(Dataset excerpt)
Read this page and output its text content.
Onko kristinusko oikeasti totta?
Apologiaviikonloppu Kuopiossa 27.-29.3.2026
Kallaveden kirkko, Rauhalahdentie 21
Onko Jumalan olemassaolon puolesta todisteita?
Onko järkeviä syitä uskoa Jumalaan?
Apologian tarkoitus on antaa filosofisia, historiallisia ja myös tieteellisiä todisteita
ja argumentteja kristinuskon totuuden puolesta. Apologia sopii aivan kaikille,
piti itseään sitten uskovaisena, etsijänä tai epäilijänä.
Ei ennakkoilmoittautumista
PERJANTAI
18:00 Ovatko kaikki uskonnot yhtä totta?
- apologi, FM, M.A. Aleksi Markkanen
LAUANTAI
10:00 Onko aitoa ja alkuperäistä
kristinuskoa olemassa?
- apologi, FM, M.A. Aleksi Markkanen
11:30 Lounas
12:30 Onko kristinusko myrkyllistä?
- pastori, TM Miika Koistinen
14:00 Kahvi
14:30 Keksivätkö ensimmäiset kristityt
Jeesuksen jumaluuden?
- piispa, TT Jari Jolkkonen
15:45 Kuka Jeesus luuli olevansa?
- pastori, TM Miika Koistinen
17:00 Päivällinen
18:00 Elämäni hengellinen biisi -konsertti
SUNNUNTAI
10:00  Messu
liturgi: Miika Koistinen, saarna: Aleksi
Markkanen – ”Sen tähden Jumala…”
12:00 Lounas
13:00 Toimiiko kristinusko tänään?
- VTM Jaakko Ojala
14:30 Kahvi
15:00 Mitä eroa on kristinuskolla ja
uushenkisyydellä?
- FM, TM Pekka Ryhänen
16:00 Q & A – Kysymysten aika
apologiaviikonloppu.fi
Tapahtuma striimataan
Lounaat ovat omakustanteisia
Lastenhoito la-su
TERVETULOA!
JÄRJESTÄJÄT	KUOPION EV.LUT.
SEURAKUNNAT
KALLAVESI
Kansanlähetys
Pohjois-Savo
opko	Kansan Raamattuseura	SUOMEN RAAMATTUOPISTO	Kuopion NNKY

# Problem details
Set down the material above again, word for word.

# Expected output
Read this page and output its text content.
Onko kristinusko oikeasti totta?
Apologiaviikonloppu Kuopiossa 27.-29.3.2026
Kallaveden kirkko, Rauhalahdentie 21
Onko Jumalan olemassaolon puolesta todisteita?
Onko järkeviä syitä uskoa Jumalaan?
Apologian tarkoitus on antaa filosofisia, historiallisia ja myös tieteellisiä todisteita
ja argumentteja kristinuskon totuuden puolesta. Apologia sopii aivan kaikille,
piti itseään sitten uskovaisena, etsijänä tai epäilijänä.
Ei ennakkoilmoittautumista
PERJANTAI
18:00 Ovatko kaikki uskonnot yhtä totta?
- apologi, FM, M.A. Aleksi Markkanen
LAUANTAI
10:00 Onko aitoa ja alkuperäistä
kristinuskoa olemassa?
- apologi, FM, M.A. Aleksi Markkanen
11:30 Lounas
12:30 Onko kristinusko myrkyllistä?
- pastori, TM Miika Koistinen
14:00 Kahvi
14:30 Keksivätkö ensimmäiset kristityt
Jeesuksen jumaluuden?
- piispa, TT Jari Jolkkonen
15:45 Kuka Jeesus luuli olevansa?
- pastori, TM Miika Koistinen
17:00 Päivällinen
18:00 Elämäni hengellinen biisi -konsertti
SUNNUNTAI
10:00  Messu
liturgi: Miika Koistinen, saarna: Aleksi
Markkanen – ”Sen tähden Jumala…”
12:00 Lounas
13:00 Toimiiko kristinusko tänään?
- VTM Jaakko Ojala
14:30 Kahvi
15:00 Mitä eroa on kristinuskolla ja
uushenkisyydellä?
- FM, TM Pekka Ryhänen
16:00 Q & A – Kysymysten aika
apologiaviikonloppu.fi
Tapahtuma striimataan
Lounaat ovat omakustanteisia
Lastenhoito la-su
TERVETULOA!
JÄRJESTÄJÄT	KUOPION EV.LUT.
SEURAKUNNAT
KALLAVESI
Kansanlähetys
Pohjois-Savo
opko	Kansan Raamattuseura	SUOMEN RAAMATTUOPISTO	Kuopion NNKY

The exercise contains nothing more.